Put every line of the material below into a Markdown table with the columns "Row" and "Line," skipping blank lines and omitting the pictures.

---

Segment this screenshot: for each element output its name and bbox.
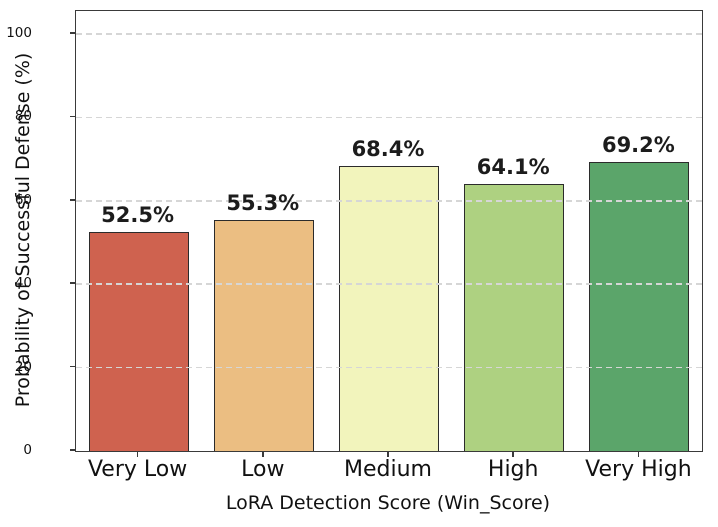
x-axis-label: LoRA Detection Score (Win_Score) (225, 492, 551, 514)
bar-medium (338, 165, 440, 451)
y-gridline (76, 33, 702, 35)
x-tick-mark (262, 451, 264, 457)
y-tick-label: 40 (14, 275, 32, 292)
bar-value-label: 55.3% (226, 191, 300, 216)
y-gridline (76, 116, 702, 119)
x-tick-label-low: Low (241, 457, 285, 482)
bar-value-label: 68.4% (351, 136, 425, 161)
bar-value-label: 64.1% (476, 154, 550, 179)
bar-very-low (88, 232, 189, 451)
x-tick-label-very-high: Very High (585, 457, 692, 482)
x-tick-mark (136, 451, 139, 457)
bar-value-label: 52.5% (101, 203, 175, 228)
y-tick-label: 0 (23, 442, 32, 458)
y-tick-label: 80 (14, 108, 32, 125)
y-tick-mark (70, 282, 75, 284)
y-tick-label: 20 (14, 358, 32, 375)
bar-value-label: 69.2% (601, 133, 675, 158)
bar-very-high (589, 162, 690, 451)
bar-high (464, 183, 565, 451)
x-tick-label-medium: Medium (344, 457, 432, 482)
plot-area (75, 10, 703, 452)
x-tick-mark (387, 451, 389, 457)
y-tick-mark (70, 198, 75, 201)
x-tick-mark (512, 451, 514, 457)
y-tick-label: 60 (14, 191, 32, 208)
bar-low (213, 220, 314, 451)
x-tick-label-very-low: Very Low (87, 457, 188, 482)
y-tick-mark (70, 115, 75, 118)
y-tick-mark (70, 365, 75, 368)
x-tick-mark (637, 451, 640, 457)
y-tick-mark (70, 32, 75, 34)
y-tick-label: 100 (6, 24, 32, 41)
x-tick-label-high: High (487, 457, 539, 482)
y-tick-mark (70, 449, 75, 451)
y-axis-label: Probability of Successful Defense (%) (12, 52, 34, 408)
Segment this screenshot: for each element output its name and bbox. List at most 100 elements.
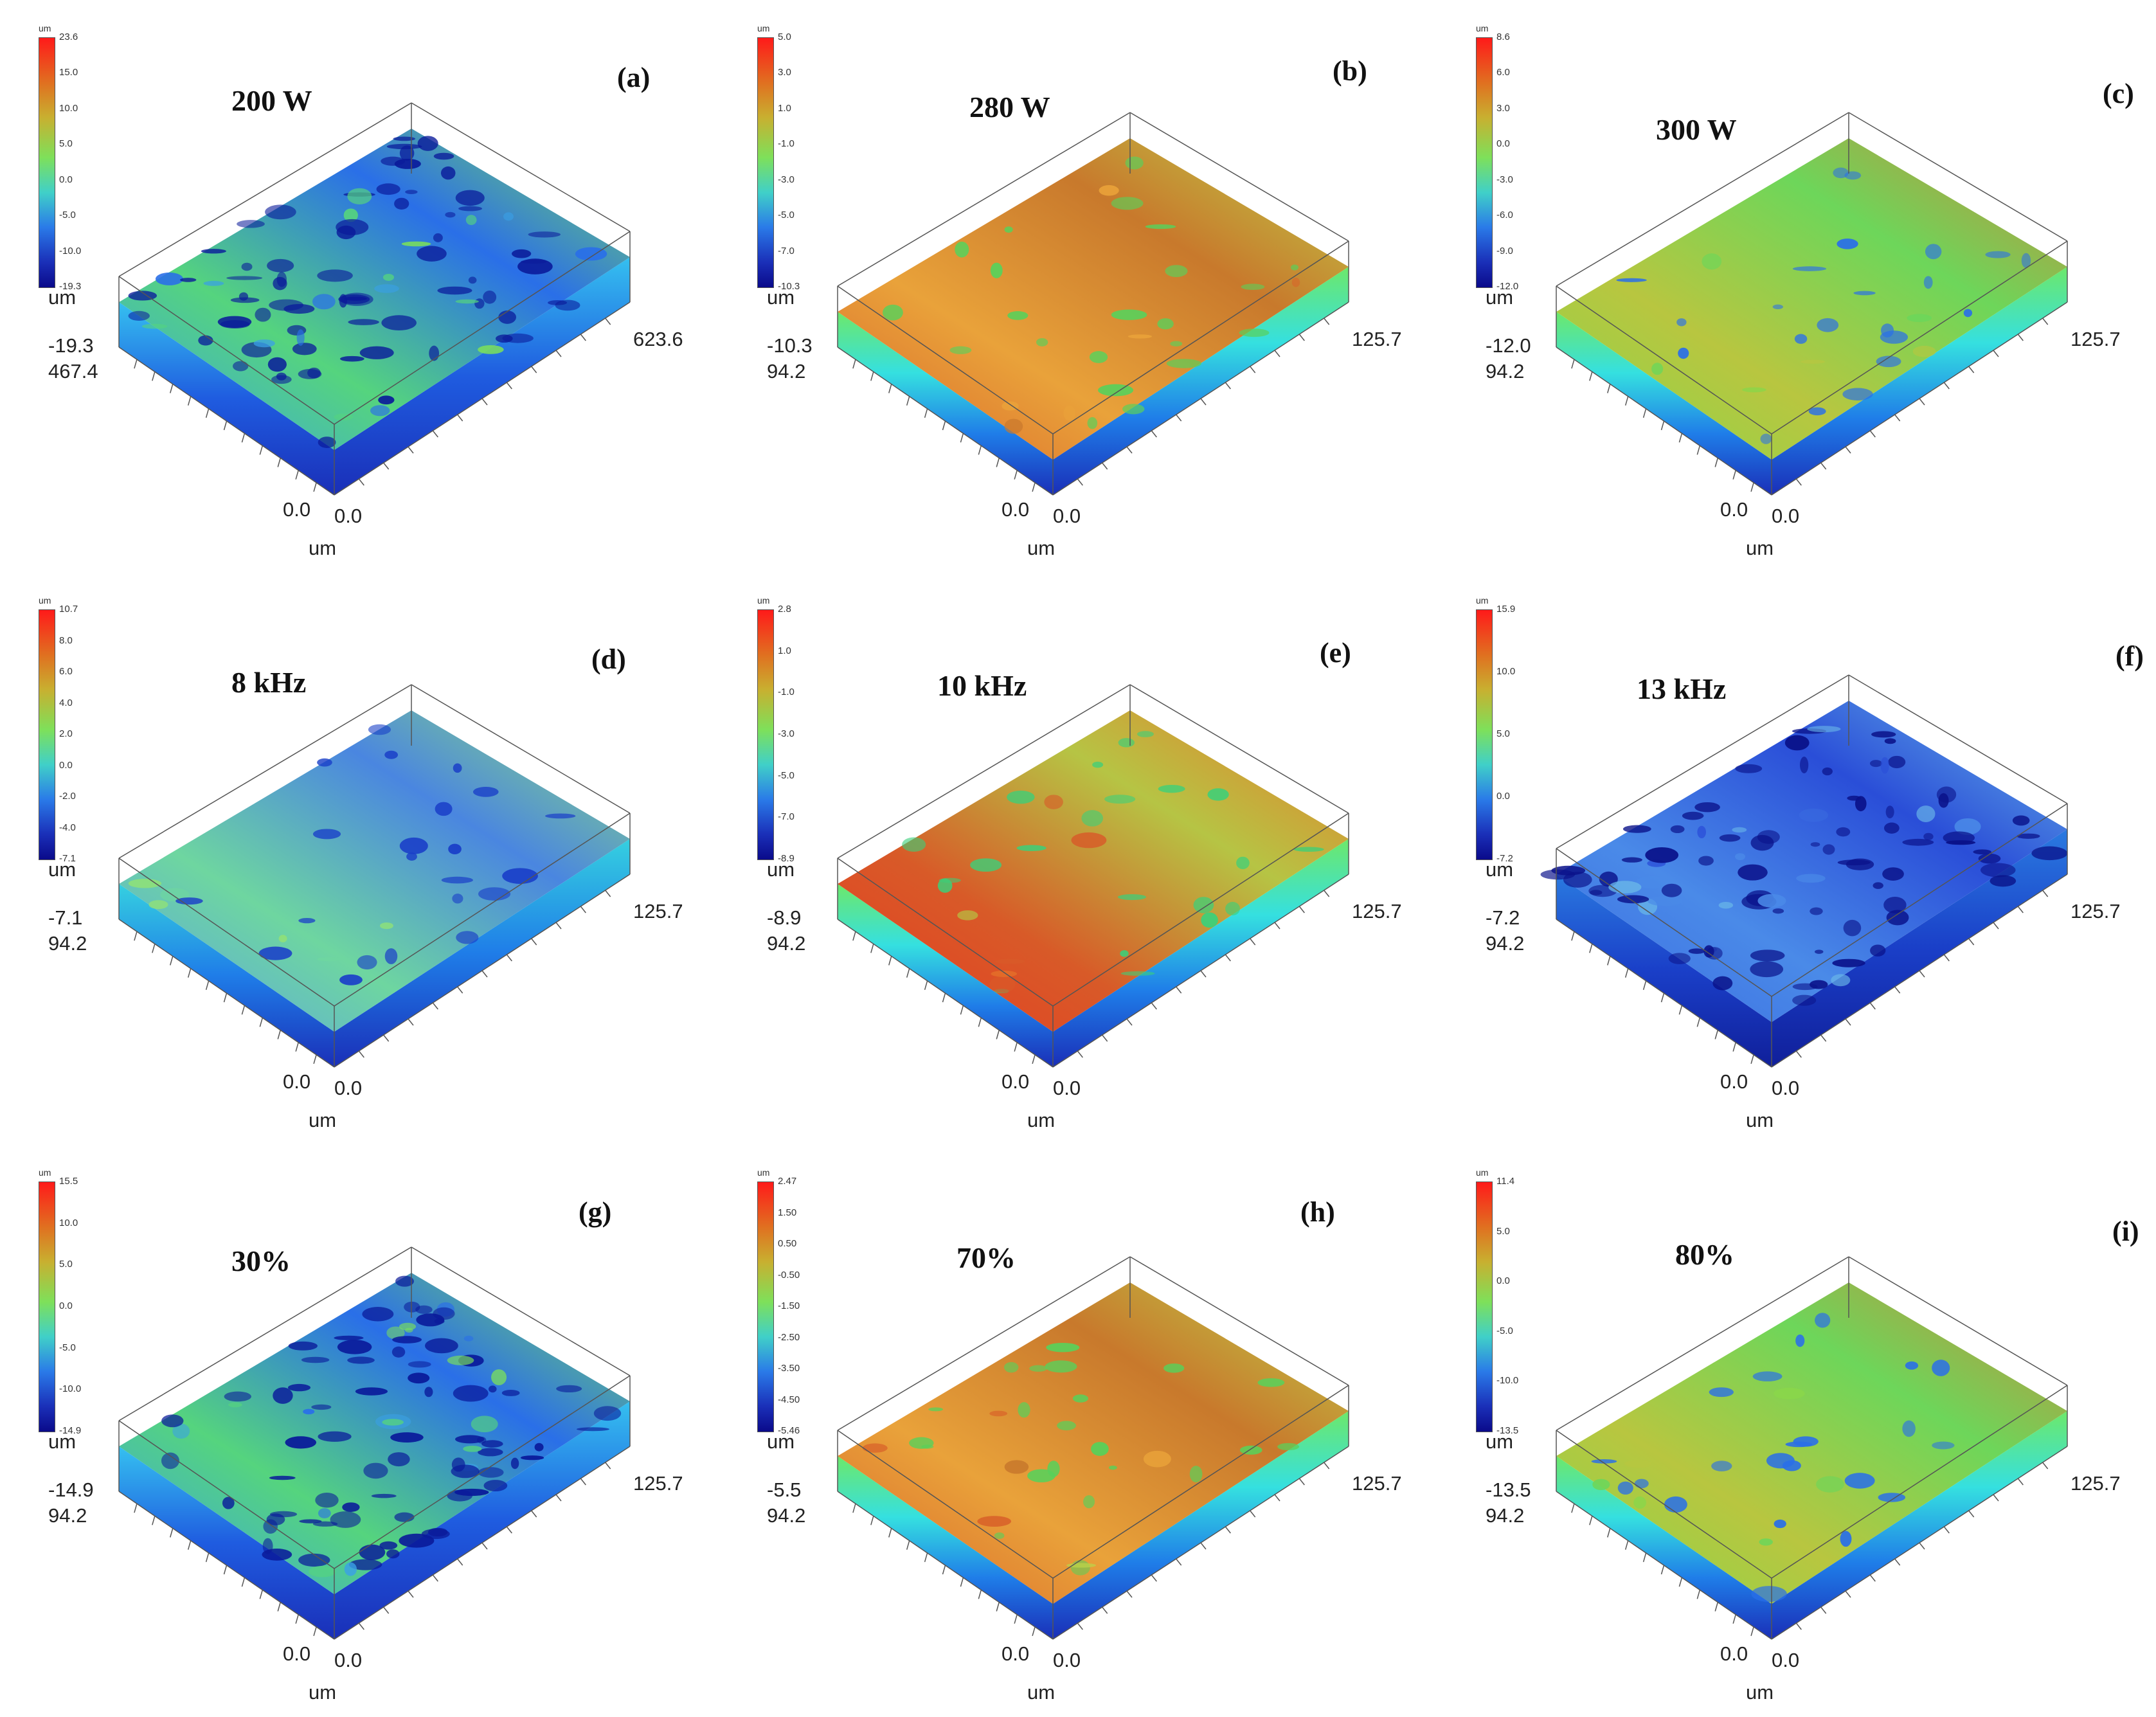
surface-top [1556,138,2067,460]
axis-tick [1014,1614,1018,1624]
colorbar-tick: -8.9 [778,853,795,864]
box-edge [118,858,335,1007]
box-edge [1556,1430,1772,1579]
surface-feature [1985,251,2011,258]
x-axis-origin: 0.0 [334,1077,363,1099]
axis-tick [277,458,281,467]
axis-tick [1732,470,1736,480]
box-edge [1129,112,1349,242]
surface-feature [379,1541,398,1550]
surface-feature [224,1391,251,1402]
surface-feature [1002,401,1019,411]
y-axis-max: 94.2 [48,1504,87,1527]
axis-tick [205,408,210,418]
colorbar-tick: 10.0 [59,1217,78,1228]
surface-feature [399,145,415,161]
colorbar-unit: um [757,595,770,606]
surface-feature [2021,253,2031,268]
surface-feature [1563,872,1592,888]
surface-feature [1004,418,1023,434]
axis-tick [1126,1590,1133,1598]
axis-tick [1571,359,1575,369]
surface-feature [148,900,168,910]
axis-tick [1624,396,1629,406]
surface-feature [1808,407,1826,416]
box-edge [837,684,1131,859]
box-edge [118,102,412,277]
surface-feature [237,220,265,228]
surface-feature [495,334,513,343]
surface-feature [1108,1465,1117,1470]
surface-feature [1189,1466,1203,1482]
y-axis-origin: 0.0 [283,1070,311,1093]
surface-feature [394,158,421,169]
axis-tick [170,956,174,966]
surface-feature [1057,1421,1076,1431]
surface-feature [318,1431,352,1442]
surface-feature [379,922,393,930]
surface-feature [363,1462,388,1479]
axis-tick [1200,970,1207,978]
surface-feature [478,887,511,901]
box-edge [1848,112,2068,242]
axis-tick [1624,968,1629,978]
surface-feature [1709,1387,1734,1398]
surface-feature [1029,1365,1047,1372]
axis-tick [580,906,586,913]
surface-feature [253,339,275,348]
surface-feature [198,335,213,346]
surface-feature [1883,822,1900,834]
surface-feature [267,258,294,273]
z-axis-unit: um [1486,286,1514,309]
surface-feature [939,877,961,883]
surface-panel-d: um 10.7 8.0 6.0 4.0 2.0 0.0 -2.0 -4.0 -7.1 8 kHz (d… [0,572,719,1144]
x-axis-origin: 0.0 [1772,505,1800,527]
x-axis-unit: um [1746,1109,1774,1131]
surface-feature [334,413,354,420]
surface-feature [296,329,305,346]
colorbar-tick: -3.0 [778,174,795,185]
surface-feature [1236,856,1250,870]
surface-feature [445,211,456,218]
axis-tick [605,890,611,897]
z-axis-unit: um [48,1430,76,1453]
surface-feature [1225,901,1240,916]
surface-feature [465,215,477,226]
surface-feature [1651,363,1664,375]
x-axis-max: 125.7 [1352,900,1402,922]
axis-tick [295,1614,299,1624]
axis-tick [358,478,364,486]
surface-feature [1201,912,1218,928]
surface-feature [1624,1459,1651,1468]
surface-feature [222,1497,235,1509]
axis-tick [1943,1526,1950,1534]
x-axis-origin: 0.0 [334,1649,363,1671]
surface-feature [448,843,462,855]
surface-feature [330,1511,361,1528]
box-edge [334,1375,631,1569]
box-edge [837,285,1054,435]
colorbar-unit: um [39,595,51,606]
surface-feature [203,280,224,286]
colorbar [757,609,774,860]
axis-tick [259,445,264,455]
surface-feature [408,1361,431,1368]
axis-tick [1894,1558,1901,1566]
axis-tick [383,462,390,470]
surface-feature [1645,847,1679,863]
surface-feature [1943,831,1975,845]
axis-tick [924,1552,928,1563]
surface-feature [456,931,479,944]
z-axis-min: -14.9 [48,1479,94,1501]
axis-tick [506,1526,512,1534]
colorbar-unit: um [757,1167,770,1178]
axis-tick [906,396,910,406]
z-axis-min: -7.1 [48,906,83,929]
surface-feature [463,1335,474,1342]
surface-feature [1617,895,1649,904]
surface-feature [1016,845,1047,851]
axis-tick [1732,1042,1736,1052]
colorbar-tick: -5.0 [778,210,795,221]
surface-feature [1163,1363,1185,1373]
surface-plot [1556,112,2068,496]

---

▸ **RESULT OF THIS TASK**:
| Row | Line |
|---|---|
| 1 | Segment this screenshot: for each element output its name and bbox. |
| 2 | x-axis-label: LoRA Detection Score (Win_Score) (225, 492, 551, 514) |
| 3 | bar-medium (338, 165, 440, 451) |
| 4 | y-gridline (76, 33, 702, 35) |
| 5 | x-tick-mark (262, 451, 264, 457) |
| 6 | y-tick-label: 40 (14, 275, 32, 292) |
| 7 | bar-value-label: 55.3% (226, 191, 300, 216) |
| 8 | y-gridline (76, 116, 702, 119) |
| 9 | x-tick-label-low: Low (241, 457, 285, 482) |
| 10 | bar-value-label: 68.4% (351, 136, 425, 161) |
| 11 | bar-value-label: 64.1% (476, 154, 550, 179) |
| 12 | bar-very-low (88, 232, 189, 451) |
| 13 | x-tick-label-very-high: Very High (585, 457, 692, 482) |
| 14 | x-tick-mark (136, 451, 139, 457) |
| 15 | bar-value-label: 52.5% (101, 203, 175, 228) |
| 16 | y-tick-label: 0 (23, 442, 32, 458) |
| 17 | y-tick-label: 80 (14, 108, 32, 125) |
| 18 | y-tick-mark (70, 282, 75, 284) |
| 19 | y-tick-label: 20 (14, 358, 32, 375) |
| 20 | bar-value-label: 69.2% (601, 133, 675, 158) |
| 21 | bar-very-high (589, 162, 690, 451) |
| 22 | bar-high (464, 183, 565, 451) |
| 23 | x-tick-label-medium: Medium (344, 457, 432, 482) |
| 24 | plot-area (75, 10, 703, 452) |
| 25 | x-tick-mark (387, 451, 389, 457) |
| 26 | y-tick-mark (70, 198, 75, 201) |
| 27 | x-tick-mark (512, 451, 514, 457) |
| 28 | y-tick-label: 60 (14, 191, 32, 208) |
| 29 | bar-low (213, 220, 314, 451) |
| 30 | x-tick-label-very-low: Very Low (87, 457, 188, 482) |
| 31 | y-tick-mark (70, 115, 75, 118) |
| 32 | y-tick-mark (70, 365, 75, 368) |
| 33 | x-tick-mark (637, 451, 640, 457) |
| 34 | y-tick-mark (70, 32, 75, 34) |
| 35 | y-tick-label: 100 (6, 24, 32, 41) |
| 36 | x-tick-label-high: High (487, 457, 539, 482) |
| 37 | y-tick-mark (70, 449, 75, 451) |
| 38 | y-axis-label: Probability of Successful Defense (%) (12, 52, 34, 408) |
| 39 | Segment this screenshot: for each element output its name and bbox. List at most 100 elements. |
| 40 | surface-top [1556,138,2067,460] |
| 41 | axis-tick [1014,1614,1018,1624] |
| 42 | colorbar-tick: -8.9 [778,853,795,864] |
| 43 | box-edge [118,858,335,1007] |
| 44 | box-edge [1556,1430,1772,1579] |
| 45 | surface-feature [1985,251,2011,258] |
| 46 | x-axis-origin: 0.0 [334,1077,363,1099] |
| 47 | axis-tick [277,458,281,467] |
| 48 | axis-tick [1732,470,1736,480] |
| 49 | box-edge [1129,112,1349,242] |
| 50 | surface-feature [379,1541,398,1550] |
| 51 | surface-feature [224,1391,251,1402] |
| 52 | surface-feature [1002,401,1019,411] |
| 53 | y-axis-max: 94.2 [48,1504,87,1527] |
| 54 | axis-tick [205,408,210,418] |
| 55 | colorbar-tick: 10.0 [59,1217,78,1228] |
| 56 | surface-feature [399,145,415,161] |
| 57 | colorbar-unit: um [757,595,770,606] |
| 58 | surface-feature [2021,253,2031,268] |
| 59 | surface-feature [1563,872,1592,888] |
| 60 | surface-feature [1004,418,1023,434] |
| 61 | axis-tick [1126,1590,1133,1598] |
| 62 | axis-tick [1571,359,1575,369] |
| 63 | surface-feature [148,900,168,910] |
| 64 | axis-tick [1624,396,1629,406] |
| 65 | surface-feature [1808,407,1826,416] |
| 66 | box-edge [837,684,1131,859] |
| 67 | box-edge [118,102,412,277] |
| 68 | surface-feature [237,220,265,228] |
| 69 | surface-feature [495,334,513,343] |
| 70 | surface-feature [1108,1465,1117,1470] |
| 71 | surface-feature [1189,1466,1203,1482] |
| 72 | y-axis-origin: 0.0 [283,1070,311,1093] |
| 73 | surface-feature [394,158,421,169] |
| 74 | axis-tick [170,956,174,966] |
| 75 | surface-feature [1057,1421,1076,1431] |
| 76 | surface-feature [318,1431,352,1442] |
| 77 | surface-feature [379,922,393,930] |
| 78 | surface-feature [363,1462,388,1479] |
| 79 | axis-tick [1200,970,1207,978] |
| 80 | surface-feature [478,887,511,901] |
| 81 | box-edge [1848,112,2068,242] |
| 82 | axis-tick [1624,968,1629,978] |
| 83 | surface-feature [1709,1387,1734,1398] |
| 84 | surface-feature [1029,1365,1047,1372] |
| 85 | axis-tick [580,906,586,913] |
| 86 | surface-feature [253,339,275,348] |
| 87 | surface-feature [198,335,213,346] |
| 88 | surface-feature [1883,822,1900,834] |
| 89 | surface-feature [267,258,294,273] |
| 90 | z-axis-unit: um [1486,286,1514,309] |
| 91 | surface-feature [939,877,961,883] |
| 92 | surface-panel-d: um 10.7 8.0 6.0 4.0 2.0 0.0 -2.0 -4.0 -7.1 8 kHz (d… [0,572,719,1144] |
| 93 | x-axis-origin: 0.0 [1772,505,1800,527] |
| 94 | x-axis-unit: um [1746,1109,1774,1131] |
| 95 | surface-feature [334,413,354,420] |
| 96 | surface-feature [296,329,305,346] |
| 97 | colorbar-tick: -3.0 [778,174,795,185] |
| 98 | surface-feature [1236,856,1250,870] |
| 99 | surface-feature [445,211,456,218] |
| 100 | axis-tick [605,890,611,897] |
| 101 | z-axis-unit: um [48,1430,76,1453] |
| 102 | surface-feature [1225,901,1240,916] |
| 103 | surface-feature [465,215,477,226] |
| 104 | surface-feature [1651,363,1664,375] |
| 105 | x-axis-max: 125.7 [1352,900,1402,922] |
| 106 | axis-tick [295,1614,299,1624] |
| 107 | axis-tick [358,478,364,486] |
| 108 | surface-feature [1201,912,1218,928] |
| 109 | surface-feature [1624,1459,1651,1468] |
| 110 | surface-feature [222,1497,235,1509] |
| 111 | axis-tick [1943,1526,1950,1534] |
| 112 | x-axis-origin: 0.0 [334,1649,363,1671] |
| 113 | surface-feature [448,843,462,855] |
| 114 | surface-feature [330,1511,361,1528] |
| 115 | box-edge [334,1375,631,1569] |
| 116 | box-edge [837,285,1054,435] |
| 117 | colorbar-unit: um [39,595,51,606] |
| 118 | surface-feature [203,280,224,286] |
| 119 | colorbar [757,609,774,860] |
| 120 | axis-tick [259,445,264,455] |
| 121 | surface-feature [408,1361,431,1368] |
| 122 | axis-tick [1894,1558,1901,1566] |
| 123 | axis-tick [383,462,390,470] |
| 124 | surface-feature [1645,847,1679,863] |
| 125 | surface-feature [1943,831,1975,845] |
| 126 | axis-tick [924,1552,928,1563] |
| 127 | surface-feature [456,931,479,944] |
| 128 | z-axis-min: -14.9 [48,1479,94,1501] |
| 129 | axis-tick [506,1526,512,1534] |
| 130 | colorbar-unit: um [757,1167,770,1178] |
| 131 | axis-tick [906,396,910,406] |
| 132 | z-axis-min: -7.1 [48,906,83,929] |
| 133 | surface-feature [463,1335,474,1342] |
| 134 | surface-feature [1617,895,1649,904] |
| 135 | surface-feature [1016,845,1047,851] |
| 136 | axis-tick [1732,1042,1736,1052] |
| 137 | colorbar-tick: -5.0 [778,210,795,221] |
| 138 | surface-feature [1163,1363,1185,1373] |
| 139 | surface-plot [1556,112,2068,496] |